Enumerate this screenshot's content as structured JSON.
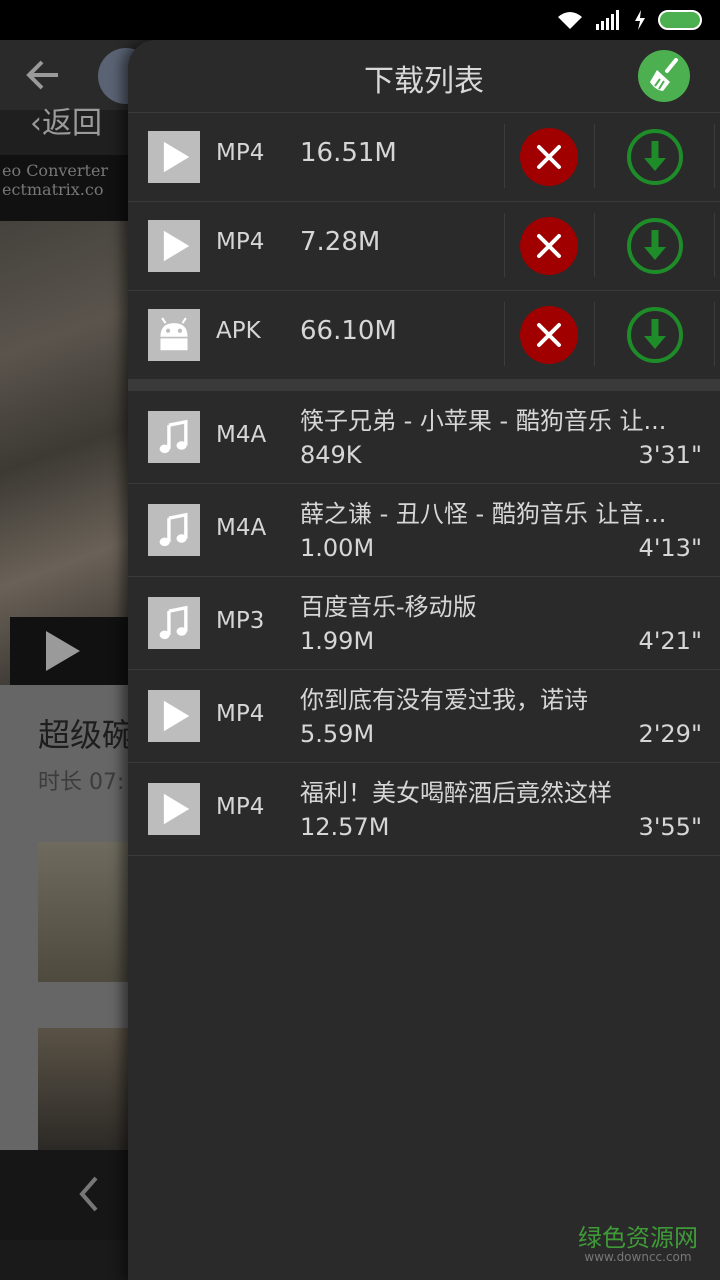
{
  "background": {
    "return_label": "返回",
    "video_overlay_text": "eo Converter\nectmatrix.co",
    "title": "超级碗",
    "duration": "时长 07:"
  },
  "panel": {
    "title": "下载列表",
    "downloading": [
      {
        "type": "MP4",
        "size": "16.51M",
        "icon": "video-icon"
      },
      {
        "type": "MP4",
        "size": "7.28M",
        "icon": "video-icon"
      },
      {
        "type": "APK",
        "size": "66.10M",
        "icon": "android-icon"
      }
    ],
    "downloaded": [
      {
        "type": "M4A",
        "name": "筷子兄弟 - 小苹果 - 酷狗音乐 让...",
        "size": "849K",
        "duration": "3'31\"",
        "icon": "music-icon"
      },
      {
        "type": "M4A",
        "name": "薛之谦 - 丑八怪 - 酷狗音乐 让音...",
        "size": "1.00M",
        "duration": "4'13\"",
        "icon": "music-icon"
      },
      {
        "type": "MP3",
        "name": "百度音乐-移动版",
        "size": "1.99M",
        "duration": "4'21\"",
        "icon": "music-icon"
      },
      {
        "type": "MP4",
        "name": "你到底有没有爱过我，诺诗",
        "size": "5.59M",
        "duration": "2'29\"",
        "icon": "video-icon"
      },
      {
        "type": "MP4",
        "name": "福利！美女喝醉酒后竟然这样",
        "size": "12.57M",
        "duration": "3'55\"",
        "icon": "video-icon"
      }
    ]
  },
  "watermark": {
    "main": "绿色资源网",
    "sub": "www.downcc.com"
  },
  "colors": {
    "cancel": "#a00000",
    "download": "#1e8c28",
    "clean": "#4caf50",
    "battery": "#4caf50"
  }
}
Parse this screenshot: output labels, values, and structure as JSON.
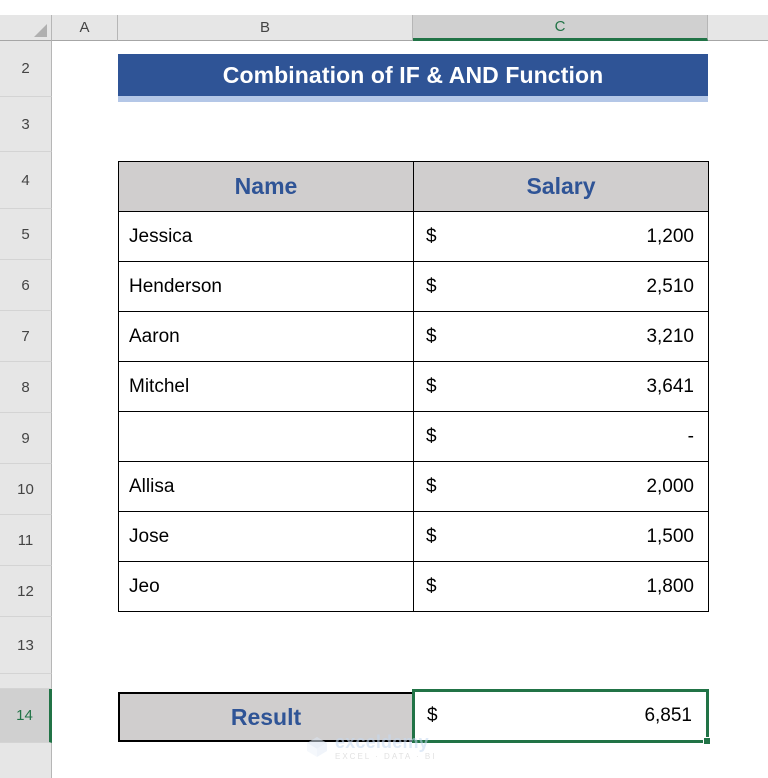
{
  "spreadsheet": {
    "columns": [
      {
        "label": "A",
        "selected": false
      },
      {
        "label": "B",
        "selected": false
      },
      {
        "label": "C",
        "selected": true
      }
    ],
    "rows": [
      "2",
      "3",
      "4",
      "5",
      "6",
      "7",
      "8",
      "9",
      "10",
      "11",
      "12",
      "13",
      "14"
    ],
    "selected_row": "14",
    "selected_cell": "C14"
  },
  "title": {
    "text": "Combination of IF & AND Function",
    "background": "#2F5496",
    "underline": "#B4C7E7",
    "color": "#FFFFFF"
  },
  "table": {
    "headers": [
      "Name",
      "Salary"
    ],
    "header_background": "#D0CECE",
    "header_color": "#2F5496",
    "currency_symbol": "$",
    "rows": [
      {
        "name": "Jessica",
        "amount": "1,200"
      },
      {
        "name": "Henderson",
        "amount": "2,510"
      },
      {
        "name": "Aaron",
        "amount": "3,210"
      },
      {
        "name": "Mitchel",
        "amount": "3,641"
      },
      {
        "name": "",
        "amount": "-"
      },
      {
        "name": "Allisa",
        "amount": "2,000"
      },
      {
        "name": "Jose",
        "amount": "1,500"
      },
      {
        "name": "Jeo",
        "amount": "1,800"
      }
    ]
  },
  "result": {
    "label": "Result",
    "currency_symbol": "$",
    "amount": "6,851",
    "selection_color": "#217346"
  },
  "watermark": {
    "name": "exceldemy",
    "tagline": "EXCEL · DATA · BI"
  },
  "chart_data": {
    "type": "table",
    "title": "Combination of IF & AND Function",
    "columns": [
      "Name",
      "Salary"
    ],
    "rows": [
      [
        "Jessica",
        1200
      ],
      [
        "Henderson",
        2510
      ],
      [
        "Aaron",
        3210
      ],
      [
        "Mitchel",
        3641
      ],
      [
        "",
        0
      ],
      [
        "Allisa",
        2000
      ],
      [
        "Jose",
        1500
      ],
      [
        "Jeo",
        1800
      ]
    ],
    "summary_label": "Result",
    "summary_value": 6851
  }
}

----

• [GOAL OF THE EXERCISE] Copy every line of the records above that holds the word "duration".

• [EXERCISE ANSWER]
    "duration": "时长 07:"
        "duration": "3'31\"",
        "duration": "4'13\"",
        "duration": "4'21\"",
        "duration": "2'29\"",
        "duration": "3'55\"",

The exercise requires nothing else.